▶ **EXERCISE AIM**
Which lines in the records below contain the word "gospodarcze"? Copy each of them.
== STORED ROWS ==
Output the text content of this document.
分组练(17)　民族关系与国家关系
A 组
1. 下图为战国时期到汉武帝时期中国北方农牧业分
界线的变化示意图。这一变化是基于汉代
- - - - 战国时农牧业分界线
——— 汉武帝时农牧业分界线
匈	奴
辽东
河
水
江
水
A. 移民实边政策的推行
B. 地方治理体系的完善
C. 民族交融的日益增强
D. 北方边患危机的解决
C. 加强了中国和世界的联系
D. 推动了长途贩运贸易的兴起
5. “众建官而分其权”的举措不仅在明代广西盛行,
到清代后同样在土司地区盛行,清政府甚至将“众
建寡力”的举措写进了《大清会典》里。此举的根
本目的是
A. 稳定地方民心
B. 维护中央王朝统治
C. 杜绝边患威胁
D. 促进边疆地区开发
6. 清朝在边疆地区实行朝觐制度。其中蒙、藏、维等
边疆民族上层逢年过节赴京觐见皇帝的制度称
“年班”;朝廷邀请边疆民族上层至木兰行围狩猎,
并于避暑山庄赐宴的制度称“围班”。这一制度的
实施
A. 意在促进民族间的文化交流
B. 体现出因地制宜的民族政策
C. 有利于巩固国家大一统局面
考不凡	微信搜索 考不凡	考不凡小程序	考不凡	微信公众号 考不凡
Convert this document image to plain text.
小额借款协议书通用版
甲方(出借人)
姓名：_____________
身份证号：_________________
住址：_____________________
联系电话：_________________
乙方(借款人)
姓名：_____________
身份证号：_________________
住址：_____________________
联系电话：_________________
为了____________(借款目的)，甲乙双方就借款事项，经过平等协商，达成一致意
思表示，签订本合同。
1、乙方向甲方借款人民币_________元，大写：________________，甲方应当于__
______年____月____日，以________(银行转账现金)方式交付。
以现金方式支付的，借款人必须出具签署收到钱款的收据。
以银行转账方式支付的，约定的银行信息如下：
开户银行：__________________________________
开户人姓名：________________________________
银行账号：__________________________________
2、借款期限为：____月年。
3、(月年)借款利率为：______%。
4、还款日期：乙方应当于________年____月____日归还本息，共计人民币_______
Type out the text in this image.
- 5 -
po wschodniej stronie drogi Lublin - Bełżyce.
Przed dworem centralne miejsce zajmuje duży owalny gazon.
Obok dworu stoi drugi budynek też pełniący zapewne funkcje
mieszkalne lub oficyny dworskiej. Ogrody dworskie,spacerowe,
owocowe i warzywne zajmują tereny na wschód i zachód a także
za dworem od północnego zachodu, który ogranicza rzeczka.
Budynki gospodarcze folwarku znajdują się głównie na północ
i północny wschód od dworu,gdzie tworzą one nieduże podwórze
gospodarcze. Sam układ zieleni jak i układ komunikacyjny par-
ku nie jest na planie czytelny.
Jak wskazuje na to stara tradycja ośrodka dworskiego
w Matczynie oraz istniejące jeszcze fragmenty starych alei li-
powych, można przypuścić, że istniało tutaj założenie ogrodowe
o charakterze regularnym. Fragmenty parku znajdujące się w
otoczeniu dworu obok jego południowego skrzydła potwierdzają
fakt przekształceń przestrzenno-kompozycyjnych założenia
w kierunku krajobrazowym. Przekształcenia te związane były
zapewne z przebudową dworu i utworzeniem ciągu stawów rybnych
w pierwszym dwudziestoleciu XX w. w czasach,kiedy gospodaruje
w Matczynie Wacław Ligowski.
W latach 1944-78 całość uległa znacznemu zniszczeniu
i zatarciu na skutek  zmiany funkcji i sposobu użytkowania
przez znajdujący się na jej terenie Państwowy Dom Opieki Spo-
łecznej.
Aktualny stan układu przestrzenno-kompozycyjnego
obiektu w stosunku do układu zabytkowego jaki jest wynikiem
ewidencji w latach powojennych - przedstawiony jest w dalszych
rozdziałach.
===
▶ **FINISHED TASK**
Budynki gospodarcze folwarku znajdują się głównie na północ
gospodarcze. Sam układ zieleni jak i układ komunikacyjny par-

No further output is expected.